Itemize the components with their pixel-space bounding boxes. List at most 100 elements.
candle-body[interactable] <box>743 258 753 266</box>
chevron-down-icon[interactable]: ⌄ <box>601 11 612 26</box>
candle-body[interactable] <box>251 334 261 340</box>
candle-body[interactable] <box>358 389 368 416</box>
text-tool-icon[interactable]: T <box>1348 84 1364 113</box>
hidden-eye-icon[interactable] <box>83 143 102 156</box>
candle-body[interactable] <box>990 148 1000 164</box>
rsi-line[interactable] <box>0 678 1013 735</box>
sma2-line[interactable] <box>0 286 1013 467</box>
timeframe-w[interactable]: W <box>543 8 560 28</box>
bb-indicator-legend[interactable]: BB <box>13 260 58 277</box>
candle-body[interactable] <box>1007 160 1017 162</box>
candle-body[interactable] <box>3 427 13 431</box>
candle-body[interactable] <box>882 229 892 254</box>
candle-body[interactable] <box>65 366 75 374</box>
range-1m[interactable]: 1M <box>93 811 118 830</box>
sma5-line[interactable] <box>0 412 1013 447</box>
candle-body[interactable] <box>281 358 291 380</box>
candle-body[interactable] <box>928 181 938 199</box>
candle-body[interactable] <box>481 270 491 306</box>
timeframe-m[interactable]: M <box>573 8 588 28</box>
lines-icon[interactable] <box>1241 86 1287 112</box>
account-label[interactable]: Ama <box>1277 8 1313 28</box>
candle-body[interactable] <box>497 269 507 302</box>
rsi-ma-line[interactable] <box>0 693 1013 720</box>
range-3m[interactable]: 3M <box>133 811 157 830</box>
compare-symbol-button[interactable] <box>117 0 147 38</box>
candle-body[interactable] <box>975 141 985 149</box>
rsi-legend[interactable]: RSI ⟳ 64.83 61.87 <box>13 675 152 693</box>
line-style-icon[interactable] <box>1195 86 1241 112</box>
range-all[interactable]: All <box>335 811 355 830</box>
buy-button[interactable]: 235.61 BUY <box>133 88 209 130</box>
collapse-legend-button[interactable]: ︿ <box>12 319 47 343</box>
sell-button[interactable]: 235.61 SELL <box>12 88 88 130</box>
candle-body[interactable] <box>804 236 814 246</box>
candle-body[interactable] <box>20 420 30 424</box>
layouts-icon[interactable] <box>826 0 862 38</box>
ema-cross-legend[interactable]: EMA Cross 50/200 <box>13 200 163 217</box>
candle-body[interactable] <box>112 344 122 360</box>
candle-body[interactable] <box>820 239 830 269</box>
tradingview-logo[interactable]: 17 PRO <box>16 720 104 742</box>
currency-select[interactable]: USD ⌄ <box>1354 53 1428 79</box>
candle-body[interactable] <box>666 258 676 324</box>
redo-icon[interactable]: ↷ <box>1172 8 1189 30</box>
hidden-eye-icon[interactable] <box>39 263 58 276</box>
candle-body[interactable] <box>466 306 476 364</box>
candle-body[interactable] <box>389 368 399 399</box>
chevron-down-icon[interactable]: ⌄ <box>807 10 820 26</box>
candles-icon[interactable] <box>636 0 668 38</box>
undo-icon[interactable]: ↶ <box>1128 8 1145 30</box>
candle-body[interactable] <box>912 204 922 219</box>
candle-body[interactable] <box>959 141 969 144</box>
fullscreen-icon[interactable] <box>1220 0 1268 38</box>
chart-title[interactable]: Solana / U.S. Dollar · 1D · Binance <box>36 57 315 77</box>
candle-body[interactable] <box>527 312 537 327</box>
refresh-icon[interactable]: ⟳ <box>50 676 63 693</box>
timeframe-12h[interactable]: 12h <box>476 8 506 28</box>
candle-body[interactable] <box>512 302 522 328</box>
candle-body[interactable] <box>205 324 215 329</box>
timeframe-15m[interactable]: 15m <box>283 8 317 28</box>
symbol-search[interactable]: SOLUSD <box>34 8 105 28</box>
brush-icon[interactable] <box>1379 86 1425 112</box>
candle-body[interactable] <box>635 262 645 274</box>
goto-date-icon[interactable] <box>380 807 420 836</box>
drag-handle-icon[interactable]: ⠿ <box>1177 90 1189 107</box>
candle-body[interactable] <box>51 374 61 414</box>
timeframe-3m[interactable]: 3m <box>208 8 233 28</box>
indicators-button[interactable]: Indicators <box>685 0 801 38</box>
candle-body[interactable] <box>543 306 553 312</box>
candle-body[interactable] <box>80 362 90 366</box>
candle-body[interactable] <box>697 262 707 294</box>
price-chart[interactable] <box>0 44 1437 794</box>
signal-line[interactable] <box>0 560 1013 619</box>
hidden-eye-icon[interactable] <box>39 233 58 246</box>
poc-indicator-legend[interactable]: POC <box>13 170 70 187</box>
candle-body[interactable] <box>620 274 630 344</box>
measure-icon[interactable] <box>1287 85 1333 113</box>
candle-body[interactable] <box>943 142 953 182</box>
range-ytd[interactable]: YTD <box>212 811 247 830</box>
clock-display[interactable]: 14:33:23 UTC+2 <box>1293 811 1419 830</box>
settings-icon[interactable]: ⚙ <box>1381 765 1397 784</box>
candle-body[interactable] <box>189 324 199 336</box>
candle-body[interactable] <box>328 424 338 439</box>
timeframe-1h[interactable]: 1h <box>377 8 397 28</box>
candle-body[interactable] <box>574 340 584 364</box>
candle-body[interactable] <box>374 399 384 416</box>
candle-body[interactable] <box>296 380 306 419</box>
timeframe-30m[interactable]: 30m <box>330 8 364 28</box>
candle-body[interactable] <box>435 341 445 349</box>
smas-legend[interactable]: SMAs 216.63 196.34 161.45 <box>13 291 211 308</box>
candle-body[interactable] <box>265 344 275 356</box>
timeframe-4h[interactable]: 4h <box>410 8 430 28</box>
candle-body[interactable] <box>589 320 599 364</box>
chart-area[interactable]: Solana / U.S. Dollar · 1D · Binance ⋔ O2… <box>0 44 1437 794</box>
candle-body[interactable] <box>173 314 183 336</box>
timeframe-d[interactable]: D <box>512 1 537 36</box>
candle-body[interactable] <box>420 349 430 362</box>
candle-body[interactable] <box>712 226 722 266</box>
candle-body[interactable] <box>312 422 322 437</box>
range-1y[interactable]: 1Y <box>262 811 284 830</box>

→ **EXERCISE BRIEF**:
Rewrite the listing above, replacing each "candle-body" with "candlestick" and leaving everything else unchanged.

→ **RESPONSE TO THIS EXERCISE**:
Itemize the components with their pixel-space bounding boxes. List at most 100 elements.
candlestick[interactable] <box>743 258 753 266</box>
chevron-down-icon[interactable]: ⌄ <box>601 11 612 26</box>
candlestick[interactable] <box>251 334 261 340</box>
candlestick[interactable] <box>358 389 368 416</box>
text-tool-icon[interactable]: T <box>1348 84 1364 113</box>
hidden-eye-icon[interactable] <box>83 143 102 156</box>
candlestick[interactable] <box>990 148 1000 164</box>
rsi-line[interactable] <box>0 678 1013 735</box>
sma2-line[interactable] <box>0 286 1013 467</box>
timeframe-w[interactable]: W <box>543 8 560 28</box>
bb-indicator-legend[interactable]: BB <box>13 260 58 277</box>
candlestick[interactable] <box>1007 160 1017 162</box>
candlestick[interactable] <box>3 427 13 431</box>
candlestick[interactable] <box>882 229 892 254</box>
candlestick[interactable] <box>65 366 75 374</box>
range-1m[interactable]: 1M <box>93 811 118 830</box>
sma5-line[interactable] <box>0 412 1013 447</box>
candlestick[interactable] <box>281 358 291 380</box>
candlestick[interactable] <box>928 181 938 199</box>
candlestick[interactable] <box>481 270 491 306</box>
timeframe-m[interactable]: M <box>573 8 588 28</box>
lines-icon[interactable] <box>1241 86 1287 112</box>
account-label[interactable]: Ama <box>1277 8 1313 28</box>
candlestick[interactable] <box>497 269 507 302</box>
rsi-ma-line[interactable] <box>0 693 1013 720</box>
range-3m[interactable]: 3M <box>133 811 157 830</box>
compare-symbol-button[interactable] <box>117 0 147 38</box>
candlestick[interactable] <box>975 141 985 149</box>
rsi-legend[interactable]: RSI ⟳ 64.83 61.87 <box>13 675 152 693</box>
line-style-icon[interactable] <box>1195 86 1241 112</box>
range-all[interactable]: All <box>335 811 355 830</box>
buy-button[interactable]: 235.61 BUY <box>133 88 209 130</box>
collapse-legend-button[interactable]: ︿ <box>12 319 47 343</box>
sell-button[interactable]: 235.61 SELL <box>12 88 88 130</box>
candlestick[interactable] <box>804 236 814 246</box>
candlestick[interactable] <box>20 420 30 424</box>
layouts-icon[interactable] <box>826 0 862 38</box>
ema-cross-legend[interactable]: EMA Cross 50/200 <box>13 200 163 217</box>
candlestick[interactable] <box>112 344 122 360</box>
candlestick[interactable] <box>820 239 830 269</box>
tradingview-logo[interactable]: 17 PRO <box>16 720 104 742</box>
currency-select[interactable]: USD ⌄ <box>1354 53 1428 79</box>
candlestick[interactable] <box>666 258 676 324</box>
redo-icon[interactable]: ↷ <box>1172 8 1189 30</box>
hidden-eye-icon[interactable] <box>39 263 58 276</box>
candlestick[interactable] <box>466 306 476 364</box>
candlestick[interactable] <box>389 368 399 399</box>
chevron-down-icon[interactable]: ⌄ <box>807 10 820 26</box>
candles-icon[interactable] <box>636 0 668 38</box>
undo-icon[interactable]: ↶ <box>1128 8 1145 30</box>
candlestick[interactable] <box>912 204 922 219</box>
candlestick[interactable] <box>959 141 969 144</box>
fullscreen-icon[interactable] <box>1220 0 1268 38</box>
chart-title[interactable]: Solana / U.S. Dollar · 1D · Binance <box>36 57 315 77</box>
candlestick[interactable] <box>527 312 537 327</box>
refresh-icon[interactable]: ⟳ <box>50 676 63 693</box>
timeframe-12h[interactable]: 12h <box>476 8 506 28</box>
candlestick[interactable] <box>512 302 522 328</box>
candlestick[interactable] <box>205 324 215 329</box>
timeframe-15m[interactable]: 15m <box>283 8 317 28</box>
symbol-search[interactable]: SOLUSD <box>34 8 105 28</box>
brush-icon[interactable] <box>1379 86 1425 112</box>
candlestick[interactable] <box>635 262 645 274</box>
goto-date-icon[interactable] <box>380 807 420 836</box>
drag-handle-icon[interactable]: ⠿ <box>1177 90 1189 107</box>
candlestick[interactable] <box>51 374 61 414</box>
timeframe-3m[interactable]: 3m <box>208 8 233 28</box>
indicators-button[interactable]: Indicators <box>685 0 801 38</box>
candlestick[interactable] <box>543 306 553 312</box>
candlestick[interactable] <box>80 362 90 366</box>
candlestick[interactable] <box>697 262 707 294</box>
price-chart[interactable] <box>0 44 1437 794</box>
signal-line[interactable] <box>0 560 1013 619</box>
hidden-eye-icon[interactable] <box>39 233 58 246</box>
poc-indicator-legend[interactable]: POC <box>13 170 70 187</box>
candlestick[interactable] <box>620 274 630 344</box>
measure-icon[interactable] <box>1287 85 1333 113</box>
candlestick[interactable] <box>943 142 953 182</box>
range-ytd[interactable]: YTD <box>212 811 247 830</box>
clock-display[interactable]: 14:33:23 UTC+2 <box>1293 811 1419 830</box>
settings-icon[interactable]: ⚙ <box>1381 765 1397 784</box>
candlestick[interactable] <box>189 324 199 336</box>
candlestick[interactable] <box>328 424 338 439</box>
timeframe-1h[interactable]: 1h <box>377 8 397 28</box>
candlestick[interactable] <box>574 340 584 364</box>
candlestick[interactable] <box>374 399 384 416</box>
candlestick[interactable] <box>296 380 306 419</box>
timeframe-30m[interactable]: 30m <box>330 8 364 28</box>
candlestick[interactable] <box>435 341 445 349</box>
smas-legend[interactable]: SMAs 216.63 196.34 161.45 <box>13 291 211 308</box>
candlestick[interactable] <box>265 344 275 356</box>
timeframe-4h[interactable]: 4h <box>410 8 430 28</box>
candlestick[interactable] <box>589 320 599 364</box>
chart-area[interactable]: Solana / U.S. Dollar · 1D · Binance ⋔ O2… <box>0 44 1437 794</box>
candlestick[interactable] <box>173 314 183 336</box>
timeframe-d[interactable]: D <box>512 1 537 36</box>
candlestick[interactable] <box>420 349 430 362</box>
candlestick[interactable] <box>712 226 722 266</box>
candlestick[interactable] <box>312 422 322 437</box>
range-1y[interactable]: 1Y <box>262 811 284 830</box>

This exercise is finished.